## What you will do
Return each line of the records with nothing changed, pictures excepted.

## Raw data
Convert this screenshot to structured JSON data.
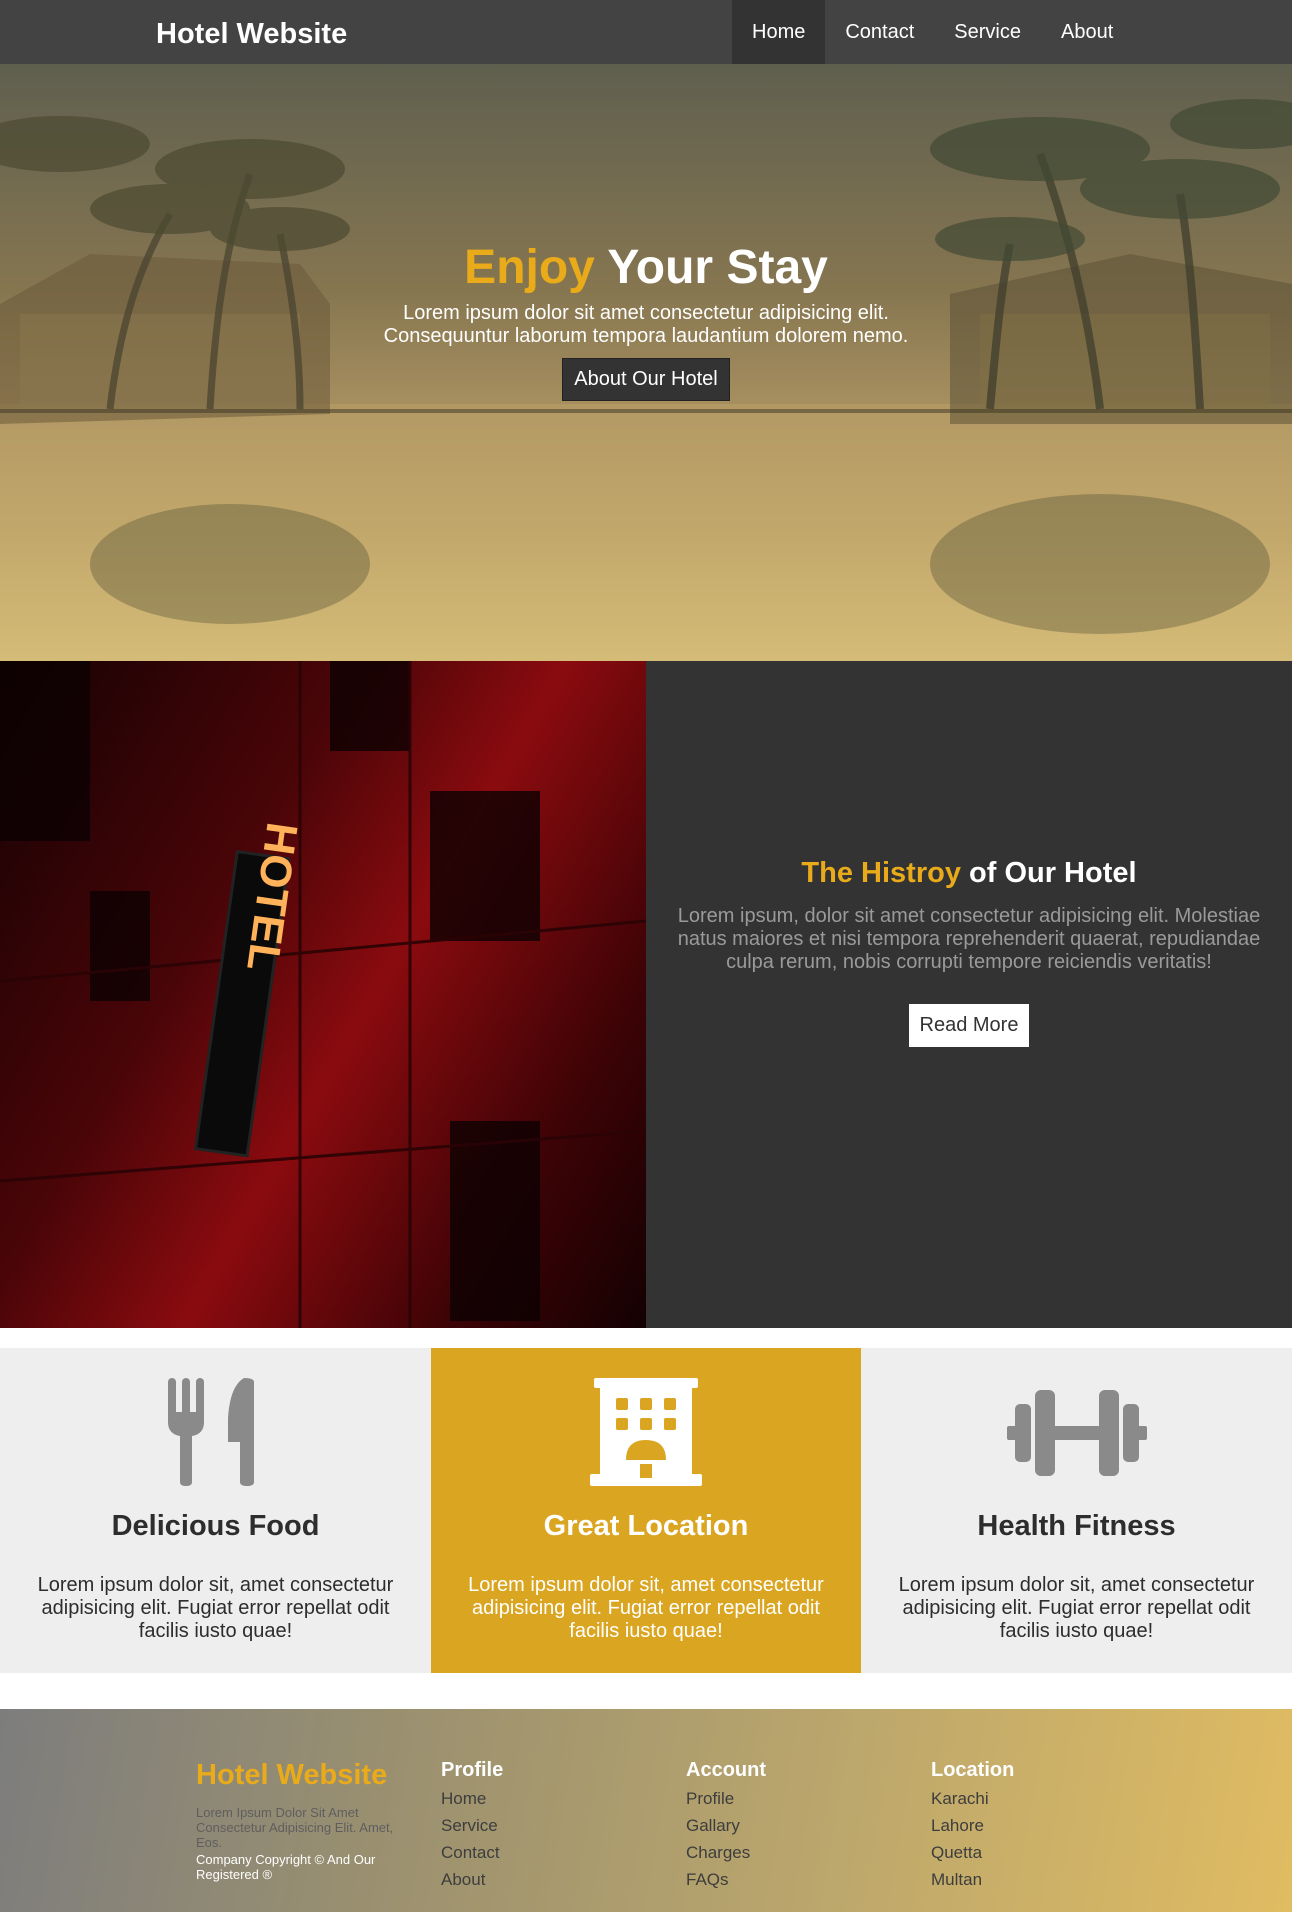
{
  "navbar": {
    "brand": "Hotel Website",
    "links": [
      {
        "label": "Home",
        "active": true
      },
      {
        "label": "Contact",
        "active": false
      },
      {
        "label": "Service",
        "active": false
      },
      {
        "label": "About",
        "active": false
      }
    ]
  },
  "hero": {
    "title_accent": "Enjoy",
    "title_rest": " Your Stay",
    "subtitle_line1": "Lorem ipsum dolor sit amet consectetur adipisicing elit.",
    "subtitle_line2": "Consequuntur laborum tempora laudantium dolorem nemo.",
    "button": "About Our Hotel"
  },
  "history": {
    "sign_text": "HOTEL",
    "title_accent": "The Histroy",
    "title_rest": " of Our Hotel",
    "text": "Lorem ipsum, dolor sit amet consectetur adipisicing elit. Molestiae natus maiores et nisi tempora reprehenderit quaerat, repudiandae culpa rerum, nobis corrupti tempore reiciendis veritatis!",
    "button": "Read More"
  },
  "features": [
    {
      "icon": "utensils-icon",
      "title": "Delicious Food",
      "text": "Lorem ipsum dolor sit, amet consectetur adipisicing elit. Fugiat error repellat odit facilis iusto quae!"
    },
    {
      "icon": "building-icon",
      "title": "Great Location",
      "text": "Lorem ipsum dolor sit, amet consectetur adipisicing elit. Fugiat error repellat odit facilis iusto quae!"
    },
    {
      "icon": "dumbbell-icon",
      "title": "Health Fitness",
      "text": "Lorem ipsum dolor sit, amet consectetur adipisicing elit. Fugiat error repellat odit facilis iusto quae!"
    }
  ],
  "footer": {
    "brand": "Hotel Website",
    "desc": "Lorem Ipsum Dolor Sit Amet Consectetur Adipisicing Elit. Amet, Eos.",
    "copyright": "Company Copyright © And Our Registered ®",
    "columns": [
      {
        "title": "Profile",
        "links": [
          "Home",
          "Service",
          "Contact",
          "About"
        ]
      },
      {
        "title": "Account",
        "links": [
          "Profile",
          "Gallary",
          "Charges",
          "FAQs"
        ]
      },
      {
        "title": "Location",
        "links": [
          "Karachi",
          "Lahore",
          "Quetta",
          "Multan"
        ]
      }
    ]
  },
  "colors": {
    "accent": "#eaab1a",
    "highlight_card": "#daa520",
    "dark": "#333333",
    "navbar": "#434343"
  }
}
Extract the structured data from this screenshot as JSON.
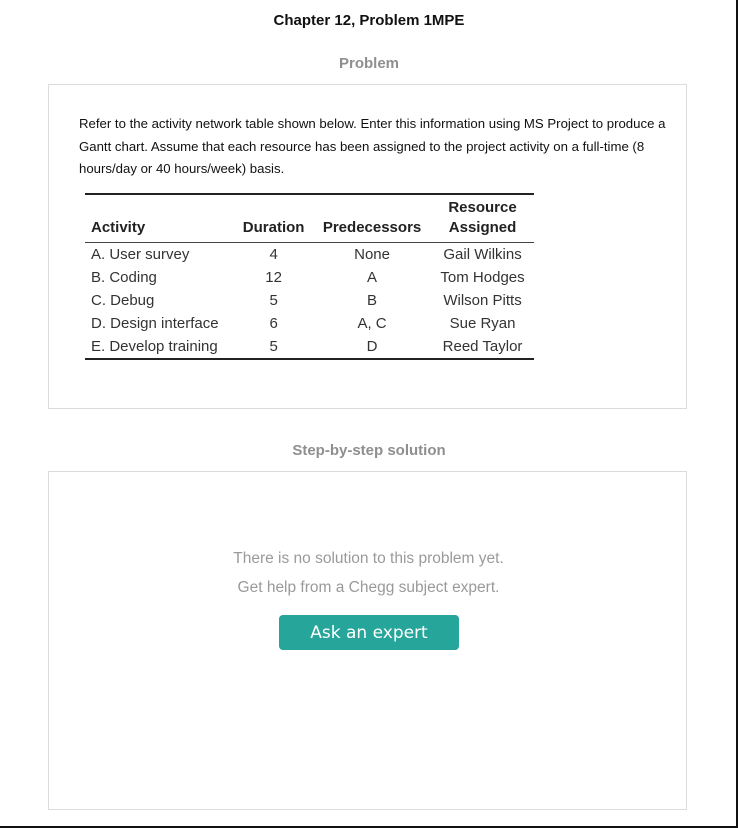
{
  "header": {
    "title": "Chapter 12, Problem 1MPE"
  },
  "problem": {
    "section_title": "Problem",
    "text": "Refer to the activity network table shown below. Enter this information using MS Project to produce a Gantt chart. Assume that each resource has been assigned to the project activity on a full-time (8 hours/day or 40 hours/week) basis.",
    "table": {
      "headers": {
        "activity": "Activity",
        "duration": "Duration",
        "predecessors": "Predecessors",
        "resource_line1": "Resource",
        "resource_line2": "Assigned"
      },
      "rows": [
        {
          "activity": "A. User survey",
          "duration": "4",
          "predecessors": "None",
          "resource": "Gail Wilkins"
        },
        {
          "activity": "B. Coding",
          "duration": "12",
          "predecessors": "A",
          "resource": "Tom Hodges"
        },
        {
          "activity": "C. Debug",
          "duration": "5",
          "predecessors": "B",
          "resource": "Wilson Pitts"
        },
        {
          "activity": "D. Design interface",
          "duration": "6",
          "predecessors": "A, C",
          "resource": "Sue Ryan"
        },
        {
          "activity": "E. Develop training",
          "duration": "5",
          "predecessors": "D",
          "resource": "Reed Taylor"
        }
      ]
    }
  },
  "solution": {
    "section_title": "Step-by-step solution",
    "empty_line1": "There is no solution to this problem yet.",
    "empty_line2": "Get help from a Chegg subject expert.",
    "ask_button": "Ask an expert",
    "accent_color": "#26a69a"
  }
}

## Finished exercise
Convert this screenshot to structured JSON data.
{
  "navbar": {
    "brand": "Hotel Website",
    "links": [
      {
        "label": "Home",
        "active": true
      },
      {
        "label": "Contact",
        "active": false
      },
      {
        "label": "Service",
        "active": false
      },
      {
        "label": "About",
        "active": false
      }
    ]
  },
  "hero": {
    "title_accent": "Enjoy",
    "title_rest": " Your Stay",
    "subtitle_line1": "Lorem ipsum dolor sit amet consectetur adipisicing elit.",
    "subtitle_line2": "Consequuntur laborum tempora laudantium dolorem nemo.",
    "button": "About Our Hotel"
  },
  "history": {
    "sign_text": "HOTEL",
    "title_accent": "The Histroy",
    "title_rest": " of Our Hotel",
    "text": "Lorem ipsum, dolor sit amet consectetur adipisicing elit. Molestiae natus maiores et nisi tempora reprehenderit quaerat, repudiandae culpa rerum, nobis corrupti tempore reiciendis veritatis!",
    "button": "Read More"
  },
  "features": [
    {
      "icon": "utensils-icon",
      "title": "Delicious Food",
      "text": "Lorem ipsum dolor sit, amet consectetur adipisicing elit. Fugiat error repellat odit facilis iusto quae!"
    },
    {
      "icon": "building-icon",
      "title": "Great Location",
      "text": "Lorem ipsum dolor sit, amet consectetur adipisicing elit. Fugiat error repellat odit facilis iusto quae!"
    },
    {
      "icon": "dumbbell-icon",
      "title": "Health Fitness",
      "text": "Lorem ipsum dolor sit, amet consectetur adipisicing elit. Fugiat error repellat odit facilis iusto quae!"
    }
  ],
  "footer": {
    "brand": "Hotel Website",
    "desc": "Lorem Ipsum Dolor Sit Amet Consectetur Adipisicing Elit. Amet, Eos.",
    "copyright": "Company Copyright © And Our Registered ®",
    "columns": [
      {
        "title": "Profile",
        "links": [
          "Home",
          "Service",
          "Contact",
          "About"
        ]
      },
      {
        "title": "Account",
        "links": [
          "Profile",
          "Gallary",
          "Charges",
          "FAQs"
        ]
      },
      {
        "title": "Location",
        "links": [
          "Karachi",
          "Lahore",
          "Quetta",
          "Multan"
        ]
      }
    ]
  },
  "colors": {
    "accent": "#eaab1a",
    "highlight_card": "#daa520",
    "dark": "#333333",
    "navbar": "#434343"
  }
}
Extract the structured data from this screenshot as JSON.
{
  "header": {
    "title": "Chapter 12, Problem 1MPE"
  },
  "problem": {
    "section_title": "Problem",
    "text": "Refer to the activity network table shown below. Enter this information using MS Project to produce a Gantt chart. Assume that each resource has been assigned to the project activity on a full-time (8 hours/day or 40 hours/week) basis.",
    "table": {
      "headers": {
        "activity": "Activity",
        "duration": "Duration",
        "predecessors": "Predecessors",
        "resource_line1": "Resource",
        "resource_line2": "Assigned"
      },
      "rows": [
        {
          "activity": "A. User survey",
          "duration": "4",
          "predecessors": "None",
          "resource": "Gail Wilkins"
        },
        {
          "activity": "B. Coding",
          "duration": "12",
          "predecessors": "A",
          "resource": "Tom Hodges"
        },
        {
          "activity": "C. Debug",
          "duration": "5",
          "predecessors": "B",
          "resource": "Wilson Pitts"
        },
        {
          "activity": "D. Design interface",
          "duration": "6",
          "predecessors": "A, C",
          "resource": "Sue Ryan"
        },
        {
          "activity": "E. Develop training",
          "duration": "5",
          "predecessors": "D",
          "resource": "Reed Taylor"
        }
      ]
    }
  },
  "solution": {
    "section_title": "Step-by-step solution",
    "empty_line1": "There is no solution to this problem yet.",
    "empty_line2": "Get help from a Chegg subject expert.",
    "ask_button": "Ask an expert",
    "accent_color": "#26a69a"
  }
}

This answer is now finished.